Recorded data:
------------------------------------------------
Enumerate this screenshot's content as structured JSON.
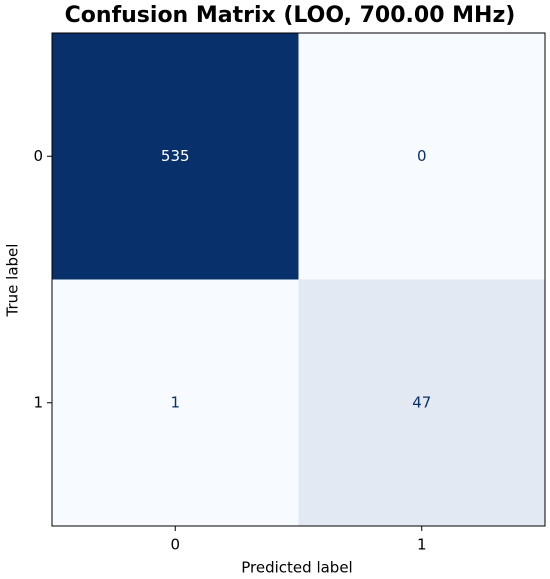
{
  "chart_data": {
    "type": "heatmap",
    "title": "Confusion Matrix (LOO, 700.00 MHz)",
    "xlabel": "Predicted label",
    "ylabel": "True label",
    "x_categories": [
      "0",
      "1"
    ],
    "y_categories": [
      "0",
      "1"
    ],
    "values": [
      [
        535,
        0
      ],
      [
        1,
        47
      ]
    ],
    "cmap": [
      "#f7fbff",
      "#08306b"
    ]
  }
}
------------------------------------------------
» Exercise directions:
Leave out the pictures and transcribe the entries above exactly.

» Complete answer:
Enumerate this screenshot's content as structured JSON.
{
  "chart_data": {
    "type": "heatmap",
    "title": "Confusion Matrix (LOO, 700.00 MHz)",
    "xlabel": "Predicted label",
    "ylabel": "True label",
    "x_categories": [
      "0",
      "1"
    ],
    "y_categories": [
      "0",
      "1"
    ],
    "values": [
      [
        535,
        0
      ],
      [
        1,
        47
      ]
    ],
    "cmap": [
      "#f7fbff",
      "#08306b"
    ]
  }
}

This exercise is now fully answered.